- Opening Delimiter -

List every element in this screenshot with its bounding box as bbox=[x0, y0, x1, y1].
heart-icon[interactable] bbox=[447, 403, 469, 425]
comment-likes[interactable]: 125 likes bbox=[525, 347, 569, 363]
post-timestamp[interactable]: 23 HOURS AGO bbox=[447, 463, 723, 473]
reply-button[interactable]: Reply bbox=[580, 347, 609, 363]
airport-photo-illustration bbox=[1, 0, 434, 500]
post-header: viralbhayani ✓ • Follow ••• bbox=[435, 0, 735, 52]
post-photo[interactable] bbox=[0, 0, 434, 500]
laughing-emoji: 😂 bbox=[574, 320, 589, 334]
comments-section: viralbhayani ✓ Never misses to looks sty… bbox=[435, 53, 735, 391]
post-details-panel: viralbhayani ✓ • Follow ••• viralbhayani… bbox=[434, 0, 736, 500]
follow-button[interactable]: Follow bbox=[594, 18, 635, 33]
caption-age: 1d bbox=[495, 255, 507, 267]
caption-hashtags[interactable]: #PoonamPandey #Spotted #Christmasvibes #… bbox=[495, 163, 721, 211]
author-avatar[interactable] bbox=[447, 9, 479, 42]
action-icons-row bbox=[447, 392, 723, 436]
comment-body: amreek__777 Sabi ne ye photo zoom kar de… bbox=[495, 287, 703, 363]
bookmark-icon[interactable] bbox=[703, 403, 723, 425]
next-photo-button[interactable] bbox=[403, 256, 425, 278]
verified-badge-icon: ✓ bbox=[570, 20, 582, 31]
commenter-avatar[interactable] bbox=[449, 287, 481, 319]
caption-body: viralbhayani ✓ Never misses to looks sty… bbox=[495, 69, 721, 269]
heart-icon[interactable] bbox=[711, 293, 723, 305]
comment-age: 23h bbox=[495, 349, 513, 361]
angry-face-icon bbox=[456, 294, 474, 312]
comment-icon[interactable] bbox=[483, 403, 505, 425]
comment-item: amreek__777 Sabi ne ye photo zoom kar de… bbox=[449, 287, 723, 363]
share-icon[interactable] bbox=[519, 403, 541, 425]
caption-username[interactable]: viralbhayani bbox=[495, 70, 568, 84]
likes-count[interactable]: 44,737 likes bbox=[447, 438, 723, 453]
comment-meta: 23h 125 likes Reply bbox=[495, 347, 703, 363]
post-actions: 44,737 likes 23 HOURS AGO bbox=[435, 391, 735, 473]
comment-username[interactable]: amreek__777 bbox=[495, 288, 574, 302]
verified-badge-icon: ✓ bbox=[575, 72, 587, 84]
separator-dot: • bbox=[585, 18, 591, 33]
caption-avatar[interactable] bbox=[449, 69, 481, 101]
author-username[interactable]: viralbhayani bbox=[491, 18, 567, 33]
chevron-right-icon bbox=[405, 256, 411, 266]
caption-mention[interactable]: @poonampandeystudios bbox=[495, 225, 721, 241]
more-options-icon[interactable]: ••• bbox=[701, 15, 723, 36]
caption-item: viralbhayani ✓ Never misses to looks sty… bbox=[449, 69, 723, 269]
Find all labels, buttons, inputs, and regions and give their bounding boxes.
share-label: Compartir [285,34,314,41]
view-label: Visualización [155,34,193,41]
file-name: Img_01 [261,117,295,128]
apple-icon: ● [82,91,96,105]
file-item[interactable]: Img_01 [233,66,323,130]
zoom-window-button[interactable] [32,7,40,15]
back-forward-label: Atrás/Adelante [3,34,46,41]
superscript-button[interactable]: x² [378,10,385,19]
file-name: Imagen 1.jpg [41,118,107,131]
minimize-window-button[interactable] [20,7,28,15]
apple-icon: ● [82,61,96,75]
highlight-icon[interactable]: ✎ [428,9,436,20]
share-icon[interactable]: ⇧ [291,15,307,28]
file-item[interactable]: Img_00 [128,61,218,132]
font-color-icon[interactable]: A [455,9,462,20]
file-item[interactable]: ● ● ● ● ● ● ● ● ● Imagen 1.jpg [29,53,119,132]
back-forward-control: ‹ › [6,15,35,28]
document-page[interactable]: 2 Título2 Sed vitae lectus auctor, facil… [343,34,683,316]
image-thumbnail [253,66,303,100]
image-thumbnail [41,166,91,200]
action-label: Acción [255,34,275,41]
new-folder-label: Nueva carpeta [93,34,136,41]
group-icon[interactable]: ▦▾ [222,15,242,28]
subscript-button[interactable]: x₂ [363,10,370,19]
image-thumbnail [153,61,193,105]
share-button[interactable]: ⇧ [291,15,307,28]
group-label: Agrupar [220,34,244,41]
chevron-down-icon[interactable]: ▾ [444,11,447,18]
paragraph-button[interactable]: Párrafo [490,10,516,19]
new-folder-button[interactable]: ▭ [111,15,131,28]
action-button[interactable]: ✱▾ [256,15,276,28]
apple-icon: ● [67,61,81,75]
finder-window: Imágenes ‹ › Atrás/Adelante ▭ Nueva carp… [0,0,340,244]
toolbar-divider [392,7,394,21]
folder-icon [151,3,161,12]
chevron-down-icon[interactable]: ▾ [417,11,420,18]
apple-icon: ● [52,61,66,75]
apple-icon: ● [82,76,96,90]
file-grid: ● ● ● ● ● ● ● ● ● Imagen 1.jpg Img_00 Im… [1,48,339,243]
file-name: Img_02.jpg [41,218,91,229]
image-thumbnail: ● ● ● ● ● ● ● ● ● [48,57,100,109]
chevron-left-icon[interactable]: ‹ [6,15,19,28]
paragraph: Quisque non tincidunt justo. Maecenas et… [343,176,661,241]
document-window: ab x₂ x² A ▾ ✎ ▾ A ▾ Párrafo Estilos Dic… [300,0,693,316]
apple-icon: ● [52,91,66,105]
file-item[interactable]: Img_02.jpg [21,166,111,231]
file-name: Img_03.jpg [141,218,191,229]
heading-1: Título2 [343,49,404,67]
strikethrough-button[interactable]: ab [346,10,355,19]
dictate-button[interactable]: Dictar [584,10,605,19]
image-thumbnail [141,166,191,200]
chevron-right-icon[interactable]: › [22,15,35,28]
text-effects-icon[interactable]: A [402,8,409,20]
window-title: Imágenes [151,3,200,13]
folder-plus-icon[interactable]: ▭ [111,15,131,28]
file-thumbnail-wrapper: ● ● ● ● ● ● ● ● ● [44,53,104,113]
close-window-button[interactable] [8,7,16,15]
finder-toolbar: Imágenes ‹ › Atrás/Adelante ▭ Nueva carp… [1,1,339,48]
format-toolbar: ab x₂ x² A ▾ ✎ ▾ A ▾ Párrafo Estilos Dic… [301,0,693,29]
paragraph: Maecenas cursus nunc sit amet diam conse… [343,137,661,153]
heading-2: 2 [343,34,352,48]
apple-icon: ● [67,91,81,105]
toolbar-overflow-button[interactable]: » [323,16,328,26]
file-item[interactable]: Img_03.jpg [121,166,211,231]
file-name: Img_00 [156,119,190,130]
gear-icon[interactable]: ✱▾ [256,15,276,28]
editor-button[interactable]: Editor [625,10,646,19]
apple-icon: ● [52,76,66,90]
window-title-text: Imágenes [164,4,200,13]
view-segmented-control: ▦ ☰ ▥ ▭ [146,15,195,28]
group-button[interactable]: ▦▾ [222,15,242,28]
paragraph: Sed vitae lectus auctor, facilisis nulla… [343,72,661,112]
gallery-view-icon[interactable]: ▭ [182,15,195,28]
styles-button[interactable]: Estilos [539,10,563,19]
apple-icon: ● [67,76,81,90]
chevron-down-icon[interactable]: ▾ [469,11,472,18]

- Closing Delimiter -

Would you please transcribe all of the entries above exactly?

__Solved problem__:
List every element in this screenshot with its bounding box as bbox=[x0, y0, x1, y1].
heart-icon[interactable] bbox=[447, 403, 469, 425]
comment-likes[interactable]: 125 likes bbox=[525, 347, 569, 363]
post-timestamp[interactable]: 23 HOURS AGO bbox=[447, 463, 723, 473]
reply-button[interactable]: Reply bbox=[580, 347, 609, 363]
airport-photo-illustration bbox=[1, 0, 434, 500]
post-header: viralbhayani ✓ • Follow ••• bbox=[435, 0, 735, 52]
post-photo[interactable] bbox=[0, 0, 434, 500]
laughing-emoji: 😂 bbox=[574, 320, 589, 334]
comments-section: viralbhayani ✓ Never misses to looks sty… bbox=[435, 53, 735, 391]
post-details-panel: viralbhayani ✓ • Follow ••• viralbhayani… bbox=[434, 0, 736, 500]
follow-button[interactable]: Follow bbox=[594, 18, 635, 33]
caption-age: 1d bbox=[495, 255, 507, 267]
caption-hashtags[interactable]: #PoonamPandey #Spotted #Christmasvibes #… bbox=[495, 163, 721, 211]
author-avatar[interactable] bbox=[447, 9, 479, 42]
action-icons-row bbox=[447, 392, 723, 436]
comment-body: amreek__777 Sabi ne ye photo zoom kar de… bbox=[495, 287, 703, 363]
bookmark-icon[interactable] bbox=[703, 403, 723, 425]
next-photo-button[interactable] bbox=[403, 256, 425, 278]
verified-badge-icon: ✓ bbox=[570, 20, 582, 31]
commenter-avatar[interactable] bbox=[449, 287, 481, 319]
caption-body: viralbhayani ✓ Never misses to looks sty… bbox=[495, 69, 721, 269]
heart-icon[interactable] bbox=[711, 293, 723, 305]
comment-age: 23h bbox=[495, 349, 513, 361]
angry-face-icon bbox=[456, 294, 474, 312]
comment-icon[interactable] bbox=[483, 403, 505, 425]
comment-item: amreek__777 Sabi ne ye photo zoom kar de… bbox=[449, 287, 723, 363]
share-icon[interactable] bbox=[519, 403, 541, 425]
caption-username[interactable]: viralbhayani bbox=[495, 70, 568, 84]
likes-count[interactable]: 44,737 likes bbox=[447, 438, 723, 453]
comment-meta: 23h 125 likes Reply bbox=[495, 347, 703, 363]
post-actions: 44,737 likes 23 HOURS AGO bbox=[435, 391, 735, 473]
comment-username[interactable]: amreek__777 bbox=[495, 288, 574, 302]
verified-badge-icon: ✓ bbox=[575, 72, 587, 84]
separator-dot: • bbox=[585, 18, 591, 33]
caption-avatar[interactable] bbox=[449, 69, 481, 101]
author-username[interactable]: viralbhayani bbox=[491, 18, 567, 33]
chevron-right-icon bbox=[405, 256, 411, 266]
caption-mention[interactable]: @poonampandeystudios bbox=[495, 225, 721, 241]
more-options-icon[interactable]: ••• bbox=[701, 15, 723, 36]
caption-item: viralbhayani ✓ Never misses to looks sty… bbox=[449, 69, 723, 269]
Find all labels, buttons, inputs, and regions and give their bounding boxes.
share-label: Compartir [285,34,314,41]
view-label: Visualización [155,34,193,41]
file-name: Img_01 [261,117,295,128]
apple-icon: ● [82,91,96,105]
file-item[interactable]: Img_01 [233,66,323,130]
zoom-window-button[interactable] [32,7,40,15]
back-forward-label: Atrás/Adelante [3,34,46,41]
superscript-button[interactable]: x² [378,10,385,19]
file-name: Imagen 1.jpg [41,118,107,131]
minimize-window-button[interactable] [20,7,28,15]
apple-icon: ● [82,61,96,75]
highlight-icon[interactable]: ✎ [428,9,436,20]
share-icon[interactable]: ⇧ [291,15,307,28]
file-item[interactable]: Img_00 [128,61,218,132]
font-color-icon[interactable]: A [455,9,462,20]
file-item[interactable]: ● ● ● ● ● ● ● ● ● Imagen 1.jpg [29,53,119,132]
back-forward-control: ‹ › [6,15,35,28]
document-page[interactable]: 2 Título2 Sed vitae lectus auctor, facil… [343,34,683,316]
image-thumbnail [253,66,303,100]
image-thumbnail [41,166,91,200]
action-label: Acción [255,34,275,41]
new-folder-label: Nueva carpeta [93,34,136,41]
group-icon[interactable]: ▦▾ [222,15,242,28]
subscript-button[interactable]: x₂ [363,10,370,19]
image-thumbnail [153,61,193,105]
share-button[interactable]: ⇧ [291,15,307,28]
group-label: Agrupar [220,34,244,41]
chevron-down-icon[interactable]: ▾ [444,11,447,18]
paragraph-button[interactable]: Párrafo [490,10,516,19]
new-folder-button[interactable]: ▭ [111,15,131,28]
action-button[interactable]: ✱▾ [256,15,276,28]
apple-icon: ● [67,61,81,75]
finder-window: Imágenes ‹ › Atrás/Adelante ▭ Nueva carp… [0,0,340,244]
toolbar-divider [392,7,394,21]
folder-icon [151,3,161,12]
chevron-down-icon[interactable]: ▾ [417,11,420,18]
apple-icon: ● [52,61,66,75]
apple-icon: ● [82,76,96,90]
file-grid: ● ● ● ● ● ● ● ● ● Imagen 1.jpg Img_00 Im… [1,48,339,243]
file-name: Img_02.jpg [41,218,91,229]
image-thumbnail: ● ● ● ● ● ● ● ● ● [48,57,100,109]
chevron-left-icon[interactable]: ‹ [6,15,19,28]
paragraph: Quisque non tincidunt justo. Maecenas et… [343,176,661,241]
document-window: ab x₂ x² A ▾ ✎ ▾ A ▾ Párrafo Estilos Dic… [300,0,693,316]
apple-icon: ● [52,91,66,105]
file-item[interactable]: Img_02.jpg [21,166,111,231]
file-name: Img_03.jpg [141,218,191,229]
heading-1: Título2 [343,49,404,67]
strikethrough-button[interactable]: ab [346,10,355,19]
dictate-button[interactable]: Dictar [584,10,605,19]
image-thumbnail [141,166,191,200]
chevron-right-icon[interactable]: › [22,15,35,28]
text-effects-icon[interactable]: A [402,8,409,20]
window-title: Imágenes [151,3,200,13]
folder-plus-icon[interactable]: ▭ [111,15,131,28]
file-thumbnail-wrapper: ● ● ● ● ● ● ● ● ● [44,53,104,113]
close-window-button[interactable] [8,7,16,15]
finder-toolbar: Imágenes ‹ › Atrás/Adelante ▭ Nueva carp… [1,1,339,48]
format-toolbar: ab x₂ x² A ▾ ✎ ▾ A ▾ Párrafo Estilos Dic… [301,0,693,29]
paragraph: Maecenas cursus nunc sit amet diam conse… [343,137,661,153]
heading-2: 2 [343,34,352,48]
apple-icon: ● [67,91,81,105]
toolbar-overflow-button[interactable]: » [323,16,328,26]
file-item[interactable]: Img_03.jpg [121,166,211,231]
file-name: Img_00 [156,119,190,130]
gear-icon[interactable]: ✱▾ [256,15,276,28]
editor-button[interactable]: Editor [625,10,646,19]
apple-icon: ● [52,76,66,90]
window-title-text: Imágenes [164,4,200,13]
view-segmented-control: ▦ ☰ ▥ ▭ [146,15,195,28]
group-button[interactable]: ▦▾ [222,15,242,28]
paragraph: Sed vitae lectus auctor, facilisis nulla… [343,72,661,112]
gallery-view-icon[interactable]: ▭ [182,15,195,28]
styles-button[interactable]: Estilos [539,10,563,19]
apple-icon: ● [67,76,81,90]
chevron-down-icon[interactable]: ▾ [469,11,472,18]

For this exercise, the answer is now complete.